**Requirement:** Produce an exact transcription of the listing below, omitting the pictures.

**Collected data entries:**
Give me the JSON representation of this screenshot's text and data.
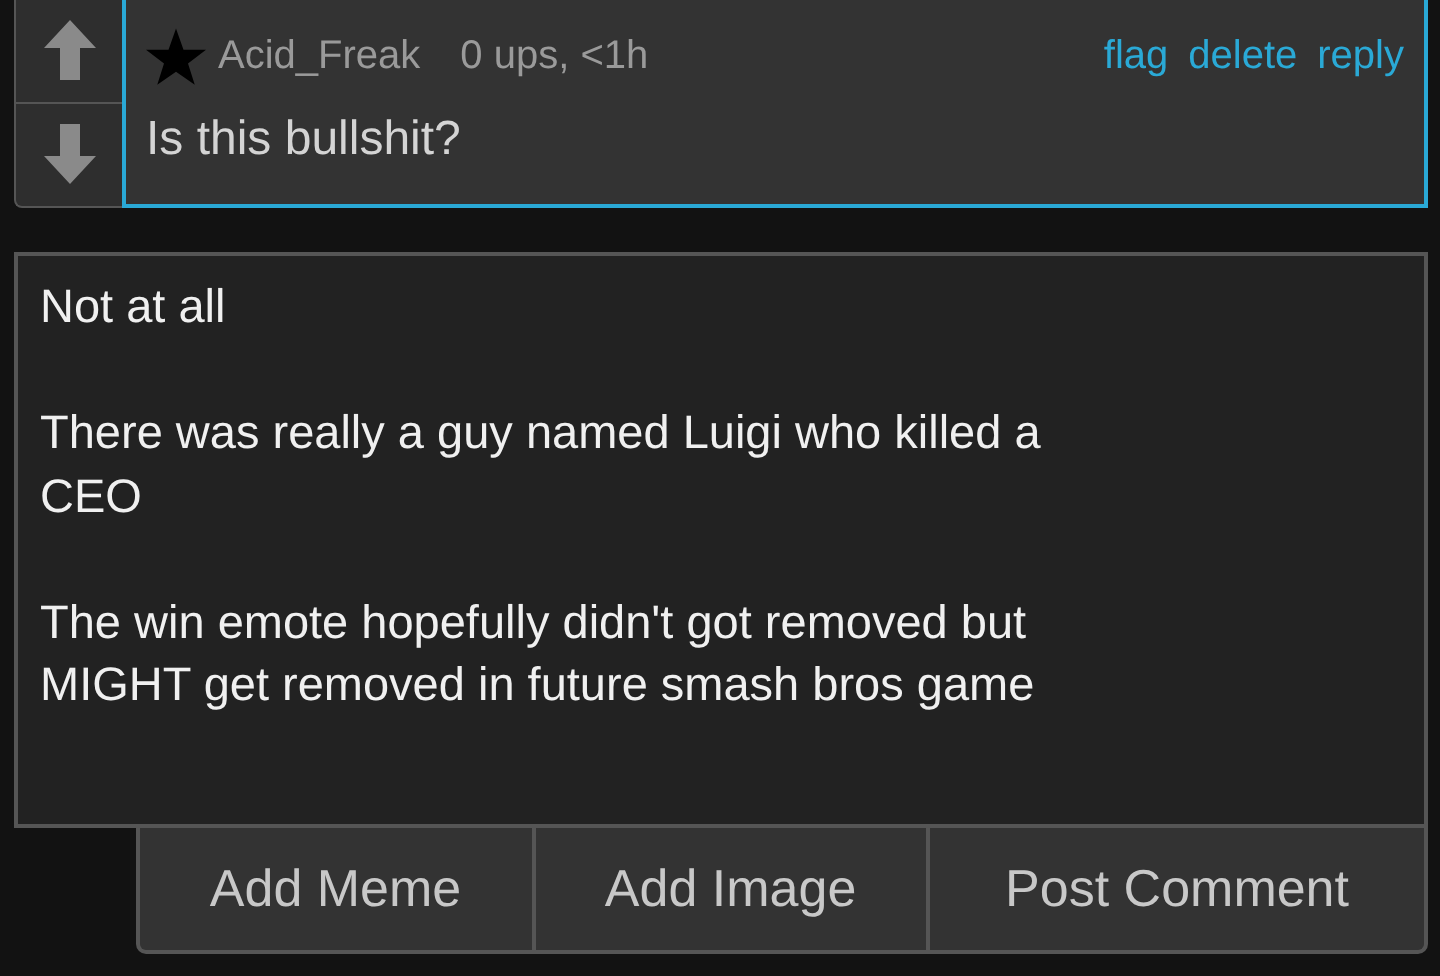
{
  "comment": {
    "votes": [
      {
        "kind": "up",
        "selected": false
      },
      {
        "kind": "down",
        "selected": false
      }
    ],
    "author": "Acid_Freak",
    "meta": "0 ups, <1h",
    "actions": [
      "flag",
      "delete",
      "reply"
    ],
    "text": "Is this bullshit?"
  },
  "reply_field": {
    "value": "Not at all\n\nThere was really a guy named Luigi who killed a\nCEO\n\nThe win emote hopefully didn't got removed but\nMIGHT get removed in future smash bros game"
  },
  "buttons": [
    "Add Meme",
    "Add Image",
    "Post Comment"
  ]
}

**Exercise answer:**
Give me the JSON representation of this screenshot's text and data.
{
  "comment": {
    "votes": [
      {
        "kind": "up",
        "selected": false
      },
      {
        "kind": "down",
        "selected": false
      }
    ],
    "author": "Acid_Freak",
    "meta": "0 ups, <1h",
    "actions": [
      "flag",
      "delete",
      "reply"
    ],
    "text": "Is this bullshit?"
  },
  "reply_field": {
    "value": "Not at all\n\nThere was really a guy named Luigi who killed a\nCEO\n\nThe win emote hopefully didn't got removed but\nMIGHT get removed in future smash bros game"
  },
  "buttons": [
    "Add Meme",
    "Add Image",
    "Post Comment"
  ]
}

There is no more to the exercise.